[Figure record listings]

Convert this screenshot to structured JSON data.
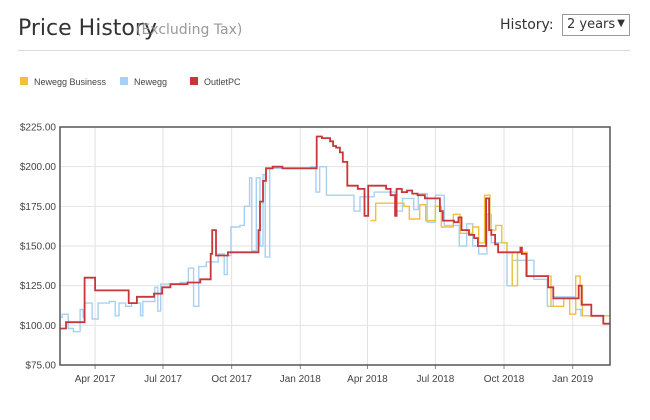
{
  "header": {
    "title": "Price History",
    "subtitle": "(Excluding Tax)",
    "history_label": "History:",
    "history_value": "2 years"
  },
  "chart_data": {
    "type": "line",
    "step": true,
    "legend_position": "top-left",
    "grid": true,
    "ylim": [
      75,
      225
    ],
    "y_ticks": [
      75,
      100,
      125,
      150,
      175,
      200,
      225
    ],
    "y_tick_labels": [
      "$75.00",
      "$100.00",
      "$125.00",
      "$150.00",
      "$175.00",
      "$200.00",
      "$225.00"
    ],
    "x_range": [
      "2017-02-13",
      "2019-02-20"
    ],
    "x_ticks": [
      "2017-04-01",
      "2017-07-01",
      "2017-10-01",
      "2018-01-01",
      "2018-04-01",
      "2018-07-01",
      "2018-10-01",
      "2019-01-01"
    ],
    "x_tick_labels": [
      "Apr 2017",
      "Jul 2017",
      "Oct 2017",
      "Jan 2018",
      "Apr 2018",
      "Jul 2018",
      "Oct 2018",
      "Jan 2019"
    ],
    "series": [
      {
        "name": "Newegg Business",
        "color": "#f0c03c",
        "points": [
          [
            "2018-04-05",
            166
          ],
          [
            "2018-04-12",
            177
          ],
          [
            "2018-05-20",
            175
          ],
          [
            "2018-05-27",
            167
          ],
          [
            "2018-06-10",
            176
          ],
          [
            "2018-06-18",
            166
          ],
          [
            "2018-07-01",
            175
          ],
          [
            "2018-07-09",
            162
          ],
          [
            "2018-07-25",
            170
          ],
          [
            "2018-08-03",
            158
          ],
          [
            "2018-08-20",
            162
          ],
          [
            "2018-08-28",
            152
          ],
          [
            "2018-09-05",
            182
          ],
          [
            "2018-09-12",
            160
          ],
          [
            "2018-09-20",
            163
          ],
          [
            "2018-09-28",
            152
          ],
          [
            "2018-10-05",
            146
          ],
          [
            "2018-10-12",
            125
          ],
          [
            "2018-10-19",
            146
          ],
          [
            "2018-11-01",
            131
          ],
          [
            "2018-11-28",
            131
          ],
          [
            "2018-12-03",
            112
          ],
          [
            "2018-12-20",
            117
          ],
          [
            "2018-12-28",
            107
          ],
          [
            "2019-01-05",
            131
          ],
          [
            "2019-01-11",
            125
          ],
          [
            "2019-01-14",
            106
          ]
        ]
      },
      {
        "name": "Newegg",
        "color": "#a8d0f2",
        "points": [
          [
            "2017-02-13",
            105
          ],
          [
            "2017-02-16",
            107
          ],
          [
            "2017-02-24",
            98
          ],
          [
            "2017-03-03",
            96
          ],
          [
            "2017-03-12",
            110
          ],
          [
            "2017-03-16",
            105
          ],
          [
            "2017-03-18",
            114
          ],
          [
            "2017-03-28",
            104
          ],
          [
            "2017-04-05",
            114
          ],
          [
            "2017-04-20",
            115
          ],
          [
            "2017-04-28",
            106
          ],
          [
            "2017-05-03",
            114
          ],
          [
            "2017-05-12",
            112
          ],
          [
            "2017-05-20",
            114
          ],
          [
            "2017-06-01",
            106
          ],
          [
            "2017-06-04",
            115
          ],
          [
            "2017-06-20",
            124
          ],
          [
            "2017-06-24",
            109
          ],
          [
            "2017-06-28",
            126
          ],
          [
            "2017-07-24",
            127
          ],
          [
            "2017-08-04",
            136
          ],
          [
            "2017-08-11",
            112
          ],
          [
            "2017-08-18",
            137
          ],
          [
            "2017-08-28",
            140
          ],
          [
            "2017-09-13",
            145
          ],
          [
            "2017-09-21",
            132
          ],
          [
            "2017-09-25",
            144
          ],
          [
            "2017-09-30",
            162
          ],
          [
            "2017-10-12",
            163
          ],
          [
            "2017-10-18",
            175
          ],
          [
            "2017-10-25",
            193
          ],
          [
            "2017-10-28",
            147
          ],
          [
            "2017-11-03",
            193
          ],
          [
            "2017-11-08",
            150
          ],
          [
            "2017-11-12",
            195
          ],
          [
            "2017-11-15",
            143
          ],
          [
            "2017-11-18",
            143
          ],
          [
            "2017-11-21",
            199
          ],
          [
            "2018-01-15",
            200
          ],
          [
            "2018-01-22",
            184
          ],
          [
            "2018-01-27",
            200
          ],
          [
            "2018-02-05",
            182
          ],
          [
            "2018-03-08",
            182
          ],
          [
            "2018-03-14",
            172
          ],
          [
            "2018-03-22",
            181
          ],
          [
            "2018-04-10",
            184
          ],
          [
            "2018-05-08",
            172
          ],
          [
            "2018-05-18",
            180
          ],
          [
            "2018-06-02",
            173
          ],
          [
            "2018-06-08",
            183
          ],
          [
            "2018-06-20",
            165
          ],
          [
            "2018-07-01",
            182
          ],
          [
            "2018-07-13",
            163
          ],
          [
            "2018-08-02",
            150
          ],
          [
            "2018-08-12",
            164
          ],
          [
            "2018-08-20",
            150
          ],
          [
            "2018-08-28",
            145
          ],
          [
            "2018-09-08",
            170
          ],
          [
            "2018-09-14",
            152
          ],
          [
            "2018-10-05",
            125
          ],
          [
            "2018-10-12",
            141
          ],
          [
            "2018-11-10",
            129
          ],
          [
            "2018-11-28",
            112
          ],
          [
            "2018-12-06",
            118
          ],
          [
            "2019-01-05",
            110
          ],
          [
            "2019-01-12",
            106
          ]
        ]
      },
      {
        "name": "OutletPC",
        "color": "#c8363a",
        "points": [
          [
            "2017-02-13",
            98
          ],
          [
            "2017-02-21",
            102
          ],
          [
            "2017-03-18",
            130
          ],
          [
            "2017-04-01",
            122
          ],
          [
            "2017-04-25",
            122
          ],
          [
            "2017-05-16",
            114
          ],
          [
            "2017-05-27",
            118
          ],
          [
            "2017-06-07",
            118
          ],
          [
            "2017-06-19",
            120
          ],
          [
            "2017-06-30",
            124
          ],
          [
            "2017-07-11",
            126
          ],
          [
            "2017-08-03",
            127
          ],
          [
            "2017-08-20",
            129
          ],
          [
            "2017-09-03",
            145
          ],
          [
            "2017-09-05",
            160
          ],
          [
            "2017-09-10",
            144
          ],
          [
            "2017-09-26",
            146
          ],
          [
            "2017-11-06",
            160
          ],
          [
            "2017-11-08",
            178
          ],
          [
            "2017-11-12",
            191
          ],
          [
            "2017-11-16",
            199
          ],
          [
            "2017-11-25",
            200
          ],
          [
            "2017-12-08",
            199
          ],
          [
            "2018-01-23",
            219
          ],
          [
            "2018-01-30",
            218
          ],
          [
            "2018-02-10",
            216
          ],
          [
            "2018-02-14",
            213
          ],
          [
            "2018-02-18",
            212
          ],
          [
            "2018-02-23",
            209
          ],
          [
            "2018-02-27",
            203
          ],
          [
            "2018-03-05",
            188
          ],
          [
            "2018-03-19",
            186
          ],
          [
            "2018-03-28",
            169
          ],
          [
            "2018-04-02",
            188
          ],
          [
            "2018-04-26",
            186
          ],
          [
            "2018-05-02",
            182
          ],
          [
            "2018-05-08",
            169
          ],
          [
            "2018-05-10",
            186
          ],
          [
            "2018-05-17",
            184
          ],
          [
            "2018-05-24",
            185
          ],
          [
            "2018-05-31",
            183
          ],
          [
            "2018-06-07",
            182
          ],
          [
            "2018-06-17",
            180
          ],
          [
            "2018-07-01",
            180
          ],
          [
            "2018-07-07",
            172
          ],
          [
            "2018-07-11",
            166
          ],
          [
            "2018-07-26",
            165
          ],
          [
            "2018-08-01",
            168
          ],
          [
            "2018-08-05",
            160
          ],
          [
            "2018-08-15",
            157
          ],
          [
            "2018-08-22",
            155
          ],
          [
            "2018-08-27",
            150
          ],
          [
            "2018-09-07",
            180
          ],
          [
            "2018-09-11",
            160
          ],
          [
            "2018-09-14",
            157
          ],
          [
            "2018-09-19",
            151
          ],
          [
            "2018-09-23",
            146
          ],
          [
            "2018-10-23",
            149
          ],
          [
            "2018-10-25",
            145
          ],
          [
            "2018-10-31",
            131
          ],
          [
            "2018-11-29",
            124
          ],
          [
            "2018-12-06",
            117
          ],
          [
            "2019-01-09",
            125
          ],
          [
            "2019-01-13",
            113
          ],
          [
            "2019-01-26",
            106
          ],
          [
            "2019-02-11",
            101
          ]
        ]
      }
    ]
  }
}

_What you will do_
Filter the records above for lines containing the word "color", and copy those lines.

_Final result_
        "color": "#f0c03c",
        "color": "#a8d0f2",
        "color": "#c8363a",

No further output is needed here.